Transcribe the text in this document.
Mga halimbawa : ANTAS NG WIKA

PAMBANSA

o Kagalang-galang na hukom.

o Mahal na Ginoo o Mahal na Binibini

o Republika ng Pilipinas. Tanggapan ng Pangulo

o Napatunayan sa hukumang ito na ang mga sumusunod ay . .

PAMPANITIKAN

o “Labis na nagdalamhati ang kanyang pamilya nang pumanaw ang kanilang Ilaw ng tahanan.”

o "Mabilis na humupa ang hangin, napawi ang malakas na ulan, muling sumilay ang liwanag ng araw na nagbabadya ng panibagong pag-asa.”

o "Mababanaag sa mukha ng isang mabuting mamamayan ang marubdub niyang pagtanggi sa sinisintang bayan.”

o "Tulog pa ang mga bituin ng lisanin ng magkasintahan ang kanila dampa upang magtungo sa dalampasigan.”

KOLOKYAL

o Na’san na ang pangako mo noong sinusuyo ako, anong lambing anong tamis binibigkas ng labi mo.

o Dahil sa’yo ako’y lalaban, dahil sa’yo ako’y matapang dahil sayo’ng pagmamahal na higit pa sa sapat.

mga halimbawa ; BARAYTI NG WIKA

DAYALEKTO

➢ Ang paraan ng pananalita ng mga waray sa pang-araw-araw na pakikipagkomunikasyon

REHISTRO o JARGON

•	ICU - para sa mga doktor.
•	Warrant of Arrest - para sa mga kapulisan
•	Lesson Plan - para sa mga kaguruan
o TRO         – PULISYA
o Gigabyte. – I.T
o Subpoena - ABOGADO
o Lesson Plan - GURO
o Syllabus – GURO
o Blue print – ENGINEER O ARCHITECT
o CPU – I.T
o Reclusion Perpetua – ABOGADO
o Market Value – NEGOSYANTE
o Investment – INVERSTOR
=====
Directions:
Each entry above is to be set down again in exactly the same words.

Correct response:
Transcribe the text in this document.
Mga halimbawa : ANTAS NG WIKA

PAMBANSA

o Kagalang-galang na hukom.

o Mahal na Ginoo o Mahal na Binibini

o Republika ng Pilipinas. Tanggapan ng Pangulo

o Napatunayan sa hukumang ito na ang mga sumusunod ay . .

PAMPANITIKAN

o “Labis na nagdalamhati ang kanyang pamilya nang pumanaw ang kanilang Ilaw ng tahanan.”

o "Mabilis na humupa ang hangin, napawi ang malakas na ulan, muling sumilay ang liwanag ng araw na nagbabadya ng panibagong pag-asa.”

o "Mababanaag sa mukha ng isang mabuting mamamayan ang marubdub niyang pagtanggi sa sinisintang bayan.”

o "Tulog pa ang mga bituin ng lisanin ng magkasintahan ang kanila dampa upang magtungo sa dalampasigan.”

KOLOKYAL

o Na’san na ang pangako mo noong sinusuyo ako, anong lambing anong tamis binibigkas ng labi mo.

o Dahil sa’yo ako’y lalaban, dahil sa’yo ako’y matapang dahil sayo’ng pagmamahal na higit pa sa sapat.

mga halimbawa ; BARAYTI NG WIKA

DAYALEKTO

➢ Ang paraan ng pananalita ng mga waray sa pang-araw-araw na pakikipagkomunikasyon

REHISTRO o JARGON

•	ICU - para sa mga doktor.
•	Warrant of Arrest - para sa mga kapulisan
•	Lesson Plan - para sa mga kaguruan
o TRO         – PULISYA
o Gigabyte. – I.T
o Subpoena - ABOGADO
o Lesson Plan - GURO
o Syllabus – GURO
o Blue print – ENGINEER O ARCHITECT
o CPU – I.T
o Reclusion Perpetua – ABOGADO
o Market Value – NEGOSYANTE
o Investment – INVERSTOR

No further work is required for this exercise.